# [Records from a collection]
————————

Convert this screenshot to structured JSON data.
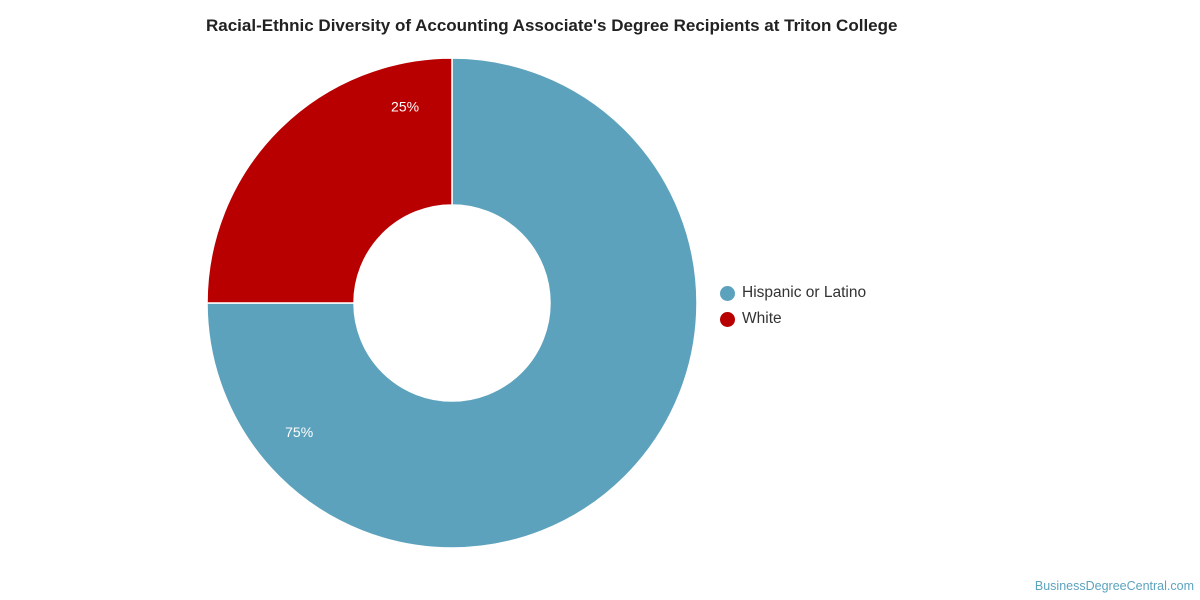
{
  "chart_data": {
    "type": "pie",
    "variant": "donut",
    "title": "Racial-Ethnic Diversity of Accounting Associate's Degree Recipients at Triton College",
    "slices": [
      {
        "label": "Hispanic or Latino",
        "value": 75,
        "display": "75%",
        "color": "#5da2bd"
      },
      {
        "label": "White",
        "value": 25,
        "display": "25%",
        "color": "#b90000"
      }
    ],
    "legend_position": "right",
    "start_angle": "top, clockwise"
  },
  "footer": {
    "source": "BusinessDegreeCentral.com"
  }
}
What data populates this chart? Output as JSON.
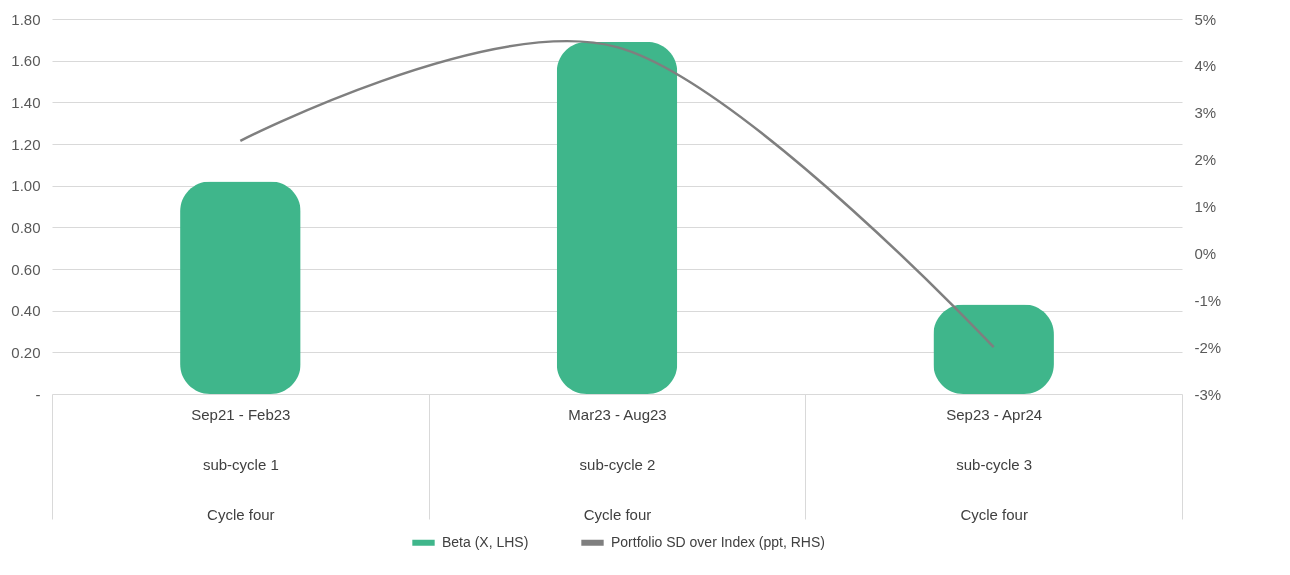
{
  "chart_data": {
    "type": "bar",
    "categories": [
      "Sep21 - Feb23\nsub-cycle 1\nCycle four",
      "Mar23 - Aug23\nsub-cycle 2\nCycle four",
      "Sep23 - Apr24\nsub-cycle 3\nCycle four"
    ],
    "series": [
      {
        "name": "Beta (X, LHS)",
        "color": "#3fb68b",
        "values": [
          1.02,
          1.69,
          0.43
        ]
      },
      {
        "name": "Portfolio SD over Index (ppt, RHS)",
        "type": "line",
        "axis": "y2",
        "color": "#7f7f7f",
        "values": [
          2.4,
          4.4,
          -2.0
        ]
      }
    ],
    "ylim": [
      0,
      1.8
    ],
    "yticks": [
      {
        "value": 0,
        "label": "-"
      },
      {
        "value": 0.2,
        "label": "0.20"
      },
      {
        "value": 0.4,
        "label": "0.40"
      },
      {
        "value": 0.6,
        "label": "0.60"
      },
      {
        "value": 0.8,
        "label": "0.80"
      },
      {
        "value": 1,
        "label": "1.00"
      },
      {
        "value": 1.2,
        "label": "1.20"
      },
      {
        "value": 1.4,
        "label": "1.40"
      },
      {
        "value": 1.6,
        "label": "1.60"
      },
      {
        "value": 1.8,
        "label": "1.80"
      }
    ],
    "y2lim": [
      -3,
      5
    ],
    "y2ticks": [
      {
        "value": -3,
        "label": "-3%"
      },
      {
        "value": -2,
        "label": "-2%"
      },
      {
        "value": -1,
        "label": "-1%"
      },
      {
        "value": 0,
        "label": "0%"
      },
      {
        "value": 1,
        "label": "1%"
      },
      {
        "value": 2,
        "label": "2%"
      },
      {
        "value": 3,
        "label": "3%"
      },
      {
        "value": 4,
        "label": "4%"
      },
      {
        "value": 5,
        "label": "5%"
      }
    ],
    "grid": "y",
    "legend": "bottom",
    "marker": "none",
    "line_style": "solid"
  }
}
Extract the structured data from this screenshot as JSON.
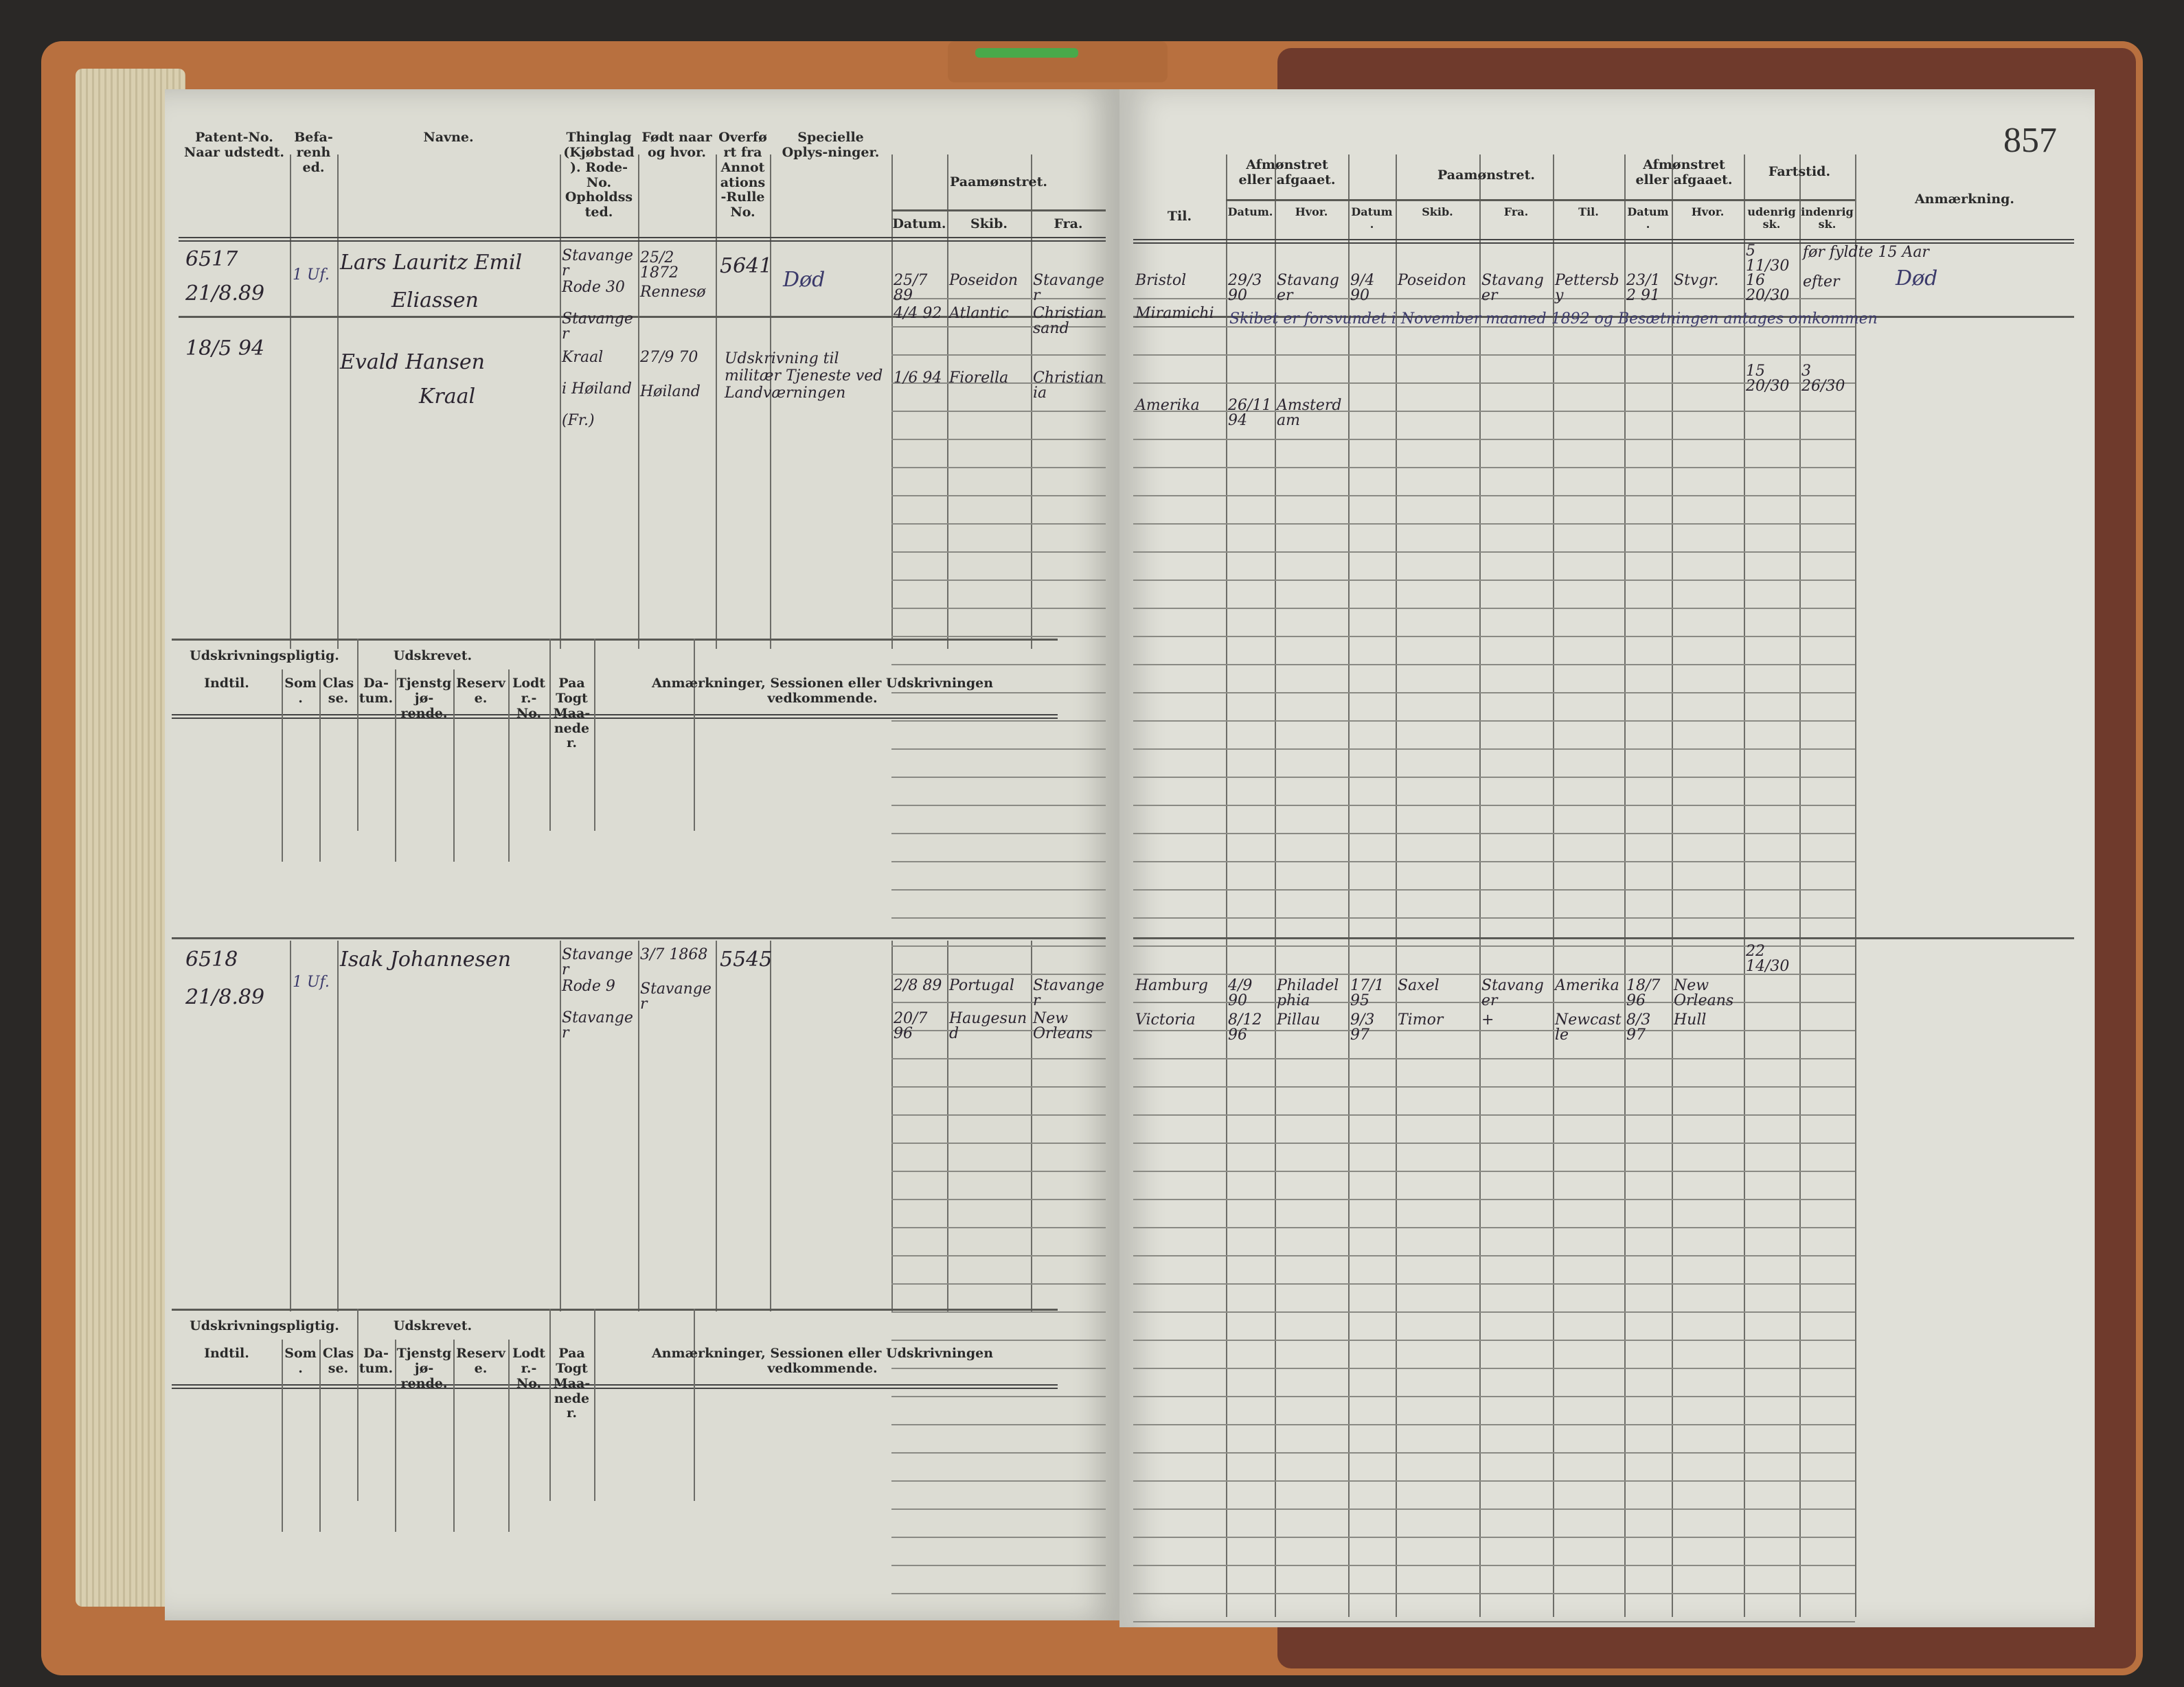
{
  "page_number": "857",
  "left_headers": {
    "patent": "Patent-No. Naar udstedt.",
    "befarenhed": "Befa-renhed.",
    "navne": "Navne.",
    "thinglag": "Thinglag (Kjøbstad). Rode-No. Opholdssted.",
    "fodt": "Født naar og hvor.",
    "overfort": "Overført fra Annotations-Rulle No.",
    "specielle": "Specielle Oplys-ninger.",
    "paamonstret": "Paamønstret.",
    "datum": "Datum.",
    "skib": "Skib.",
    "fra": "Fra."
  },
  "right_headers": {
    "til": "Til.",
    "afmonstret1": "Afmønstret eller afgaaet.",
    "datum": "Datum.",
    "hvor": "Hvor.",
    "paamonstret": "Paamønstret.",
    "datum2": "Datum.",
    "skib": "Skib.",
    "fra": "Fra.",
    "til2": "Til.",
    "afmonstret2": "Afmønstret eller afgaaet.",
    "datum3": "Datum.",
    "hvor2": "Hvor.",
    "fartstid": "Fartstid.",
    "udenrigsk": "udenrigsk.",
    "indenrigsk": "indenrigsk.",
    "anmaerkning": "Anmærkning."
  },
  "sub_headers": {
    "udskrivningspligtig": "Udskrivningspligtig.",
    "udskrevet": "Udskrevet.",
    "indtil": "Indtil.",
    "som": "Som.",
    "classe": "Classe.",
    "datum": "Da-tum.",
    "tjenstgjorende": "Tjenstgjø-rende.",
    "reserve": "Reserve.",
    "lodtr": "Lodtr.-No.",
    "paa_togt": "Paa Togt Maa-neder.",
    "anmaerkninger": "Anmærkninger, Sessionen eller Udskrivningen vedkommende."
  },
  "entries": [
    {
      "patent": "6517",
      "date": "21/8.89",
      "befarenhed": "1 Uf.",
      "name1": "Lars Lauritz Emil",
      "name2": "Eliassen",
      "thinglag": [
        "Stavanger",
        "Rode 30",
        "Stavanger"
      ],
      "fodt": [
        "25/2 1872",
        "Rennesø"
      ],
      "annot": "5641",
      "special": "Død",
      "paam": [
        [
          "25/7 89",
          "Poseidon",
          "Stavanger"
        ],
        [
          "4/4 92",
          "Atlantic",
          "Christiansand"
        ]
      ],
      "right1": [
        "Bristol",
        "29/3 90",
        "Stavanger",
        "9/4 90",
        "Poseidon",
        "Stavanger",
        "Pettersby",
        "23/12 91",
        "Stvgr."
      ],
      "right2_til": "Miramichi",
      "right2_note": "Skibet er forsvundet i November maaned 1892 og Besætningen antages omkommen",
      "fart": [
        "5 11/30",
        "16 20/30"
      ],
      "fart_total": [
        "15 20/30",
        "3 26/30"
      ],
      "anm1": "før fyldte 15 Aar",
      "anm2": "efter",
      "anm3": "Død"
    },
    {
      "date": "18/5 94",
      "name1": "Evald Hansen",
      "name2": "Kraal",
      "thinglag": [
        "Kraal",
        "i Høiland",
        "(Fr.)"
      ],
      "fodt": [
        "27/9 70",
        "Høiland"
      ],
      "special": "Udskrivning til militær Tjeneste ved Landværningen",
      "paam": [
        [
          "1/6 94",
          "Fiorella",
          "Christiania"
        ]
      ],
      "right1": [
        "Amerika",
        "26/11 94",
        "Amsterdam"
      ]
    },
    {
      "patent": "6518",
      "date": "21/8.89",
      "befarenhed": "1 Uf.",
      "name1": "Isak Johannesen",
      "thinglag": [
        "Stavanger",
        "Rode 9",
        "Stavanger"
      ],
      "fodt": [
        "3/7 1868",
        "Stavanger"
      ],
      "annot": "5545",
      "paam": [
        [
          "2/8 89",
          "Portugal",
          "Stavanger"
        ],
        [
          "20/7 96",
          "Haugesund",
          "New Orleans"
        ]
      ],
      "right1": [
        "Hamburg",
        "4/9 90",
        "Philadelphia",
        "17/1 95",
        "Saxel",
        "Stavanger",
        "Amerika",
        "18/7 96",
        "New Orleans"
      ],
      "right2": [
        "Victoria",
        "8/12 96",
        "Pillau",
        "9/3 97",
        "Timor",
        "+",
        "Newcastle",
        "8/3 97",
        "Hull"
      ],
      "fart": [
        "22 14/30"
      ]
    }
  ]
}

————————

Make an exact reproduction of the listing above, without any pictures.

Convert this screenshot to structured JSON data.
{
  "chart_data": {
    "type": "pie",
    "variant": "donut",
    "title": "Racial-Ethnic Diversity of Accounting Associate's Degree Recipients at Triton College",
    "slices": [
      {
        "label": "Hispanic or Latino",
        "value": 75,
        "display": "75%",
        "color": "#5da2bd"
      },
      {
        "label": "White",
        "value": 25,
        "display": "25%",
        "color": "#b90000"
      }
    ],
    "legend_position": "right",
    "start_angle": "top, clockwise"
  },
  "footer": {
    "source": "BusinessDegreeCentral.com"
  }
}
What data populates this chart? Output as JSON.
{
  "chart_data": {
    "type": "bar",
    "categories": [
      "Sep21 - Feb23\nsub-cycle 1\nCycle four",
      "Mar23 - Aug23\nsub-cycle 2\nCycle four",
      "Sep23 - Apr24\nsub-cycle 3\nCycle four"
    ],
    "series": [
      {
        "name": "Beta (X, LHS)",
        "color": "#3fb68b",
        "values": [
          1.02,
          1.69,
          0.43
        ]
      },
      {
        "name": "Portfolio SD over Index (ppt, RHS)",
        "type": "line",
        "axis": "y2",
        "color": "#7f7f7f",
        "values": [
          2.4,
          4.4,
          -2.0
        ]
      }
    ],
    "ylim": [
      0,
      1.8
    ],
    "yticks": [
      {
        "value": 0,
        "label": "-"
      },
      {
        "value": 0.2,
        "label": "0.20"
      },
      {
        "value": 0.4,
        "label": "0.40"
      },
      {
        "value": 0.6,
        "label": "0.60"
      },
      {
        "value": 0.8,
        "label": "0.80"
      },
      {
        "value": 1,
        "label": "1.00"
      },
      {
        "value": 1.2,
        "label": "1.20"
      },
      {
        "value": 1.4,
        "label": "1.40"
      },
      {
        "value": 1.6,
        "label": "1.60"
      },
      {
        "value": 1.8,
        "label": "1.80"
      }
    ],
    "y2lim": [
      -3,
      5
    ],
    "y2ticks": [
      {
        "value": -3,
        "label": "-3%"
      },
      {
        "value": -2,
        "label": "-2%"
      },
      {
        "value": -1,
        "label": "-1%"
      },
      {
        "value": 0,
        "label": "0%"
      },
      {
        "value": 1,
        "label": "1%"
      },
      {
        "value": 2,
        "label": "2%"
      },
      {
        "value": 3,
        "label": "3%"
      },
      {
        "value": 4,
        "label": "4%"
      },
      {
        "value": 5,
        "label": "5%"
      }
    ],
    "grid": "y",
    "legend": "bottom",
    "marker": "none",
    "line_style": "solid"
  }
}
Extract the structured data from this screenshot as JSON.
{
  "page_number": "857",
  "left_headers": {
    "patent": "Patent-No. Naar udstedt.",
    "befarenhed": "Befa-renhed.",
    "navne": "Navne.",
    "thinglag": "Thinglag (Kjøbstad). Rode-No. Opholdssted.",
    "fodt": "Født naar og hvor.",
    "overfort": "Overført fra Annotations-Rulle No.",
    "specielle": "Specielle Oplys-ninger.",
    "paamonstret": "Paamønstret.",
    "datum": "Datum.",
    "skib": "Skib.",
    "fra": "Fra."
  },
  "right_headers": {
    "til": "Til.",
    "afmonstret1": "Afmønstret eller afgaaet.",
    "datum": "Datum.",
    "hvor": "Hvor.",
    "paamonstret": "Paamønstret.",
    "datum2": "Datum.",
    "skib": "Skib.",
    "fra": "Fra.",
    "til2": "Til.",
    "afmonstret2": "Afmønstret eller afgaaet.",
    "datum3": "Datum.",
    "hvor2": "Hvor.",
    "fartstid": "Fartstid.",
    "udenrigsk": "udenrigsk.",
    "indenrigsk": "indenrigsk.",
    "anmaerkning": "Anmærkning."
  },
  "sub_headers": {
    "udskrivningspligtig": "Udskrivningspligtig.",
    "udskrevet": "Udskrevet.",
    "indtil": "Indtil.",
    "som": "Som.",
    "classe": "Classe.",
    "datum": "Da-tum.",
    "tjenstgjorende": "Tjenstgjø-rende.",
    "reserve": "Reserve.",
    "lodtr": "Lodtr.-No.",
    "paa_togt": "Paa Togt Maa-neder.",
    "anmaerkninger": "Anmærkninger, Sessionen eller Udskrivningen vedkommende."
  },
  "entries": [
    {
      "patent": "6517",
      "date": "21/8.89",
      "befarenhed": "1 Uf.",
      "name1": "Lars Lauritz Emil",
      "name2": "Eliassen",
      "thinglag": [
        "Stavanger",
        "Rode 30",
        "Stavanger"
      ],
      "fodt": [
        "25/2 1872",
        "Rennesø"
      ],
      "annot": "5641",
      "special": "Død",
      "paam": [
        [
          "25/7 89",
          "Poseidon",
          "Stavanger"
        ],
        [
          "4/4 92",
          "Atlantic",
          "Christiansand"
        ]
      ],
      "right1": [
        "Bristol",
        "29/3 90",
        "Stavanger",
        "9/4 90",
        "Poseidon",
        "Stavanger",
        "Pettersby",
        "23/12 91",
        "Stvgr."
      ],
      "right2_til": "Miramichi",
      "right2_note": "Skibet er forsvundet i November maaned 1892 og Besætningen antages omkommen",
      "fart": [
        "5 11/30",
        "16 20/30"
      ],
      "fart_total": [
        "15 20/30",
        "3 26/30"
      ],
      "anm1": "før fyldte 15 Aar",
      "anm2": "efter",
      "anm3": "Død"
    },
    {
      "date": "18/5 94",
      "name1": "Evald Hansen",
      "name2": "Kraal",
      "thinglag": [
        "Kraal",
        "i Høiland",
        "(Fr.)"
      ],
      "fodt": [
        "27/9 70",
        "Høiland"
      ],
      "special": "Udskrivning til militær Tjeneste ved Landværningen",
      "paam": [
        [
          "1/6 94",
          "Fiorella",
          "Christiania"
        ]
      ],
      "right1": [
        "Amerika",
        "26/11 94",
        "Amsterdam"
      ]
    },
    {
      "patent": "6518",
      "date": "21/8.89",
      "befarenhed": "1 Uf.",
      "name1": "Isak Johannesen",
      "thinglag": [
        "Stavanger",
        "Rode 9",
        "Stavanger"
      ],
      "fodt": [
        "3/7 1868",
        "Stavanger"
      ],
      "annot": "5545",
      "paam": [
        [
          "2/8 89",
          "Portugal",
          "Stavanger"
        ],
        [
          "20/7 96",
          "Haugesund",
          "New Orleans"
        ]
      ],
      "right1": [
        "Hamburg",
        "4/9 90",
        "Philadelphia",
        "17/1 95",
        "Saxel",
        "Stavanger",
        "Amerika",
        "18/7 96",
        "New Orleans"
      ],
      "right2": [
        "Victoria",
        "8/12 96",
        "Pillau",
        "9/3 97",
        "Timor",
        "+",
        "Newcastle",
        "8/3 97",
        "Hull"
      ],
      "fart": [
        "22 14/30"
      ]
    }
  ]
}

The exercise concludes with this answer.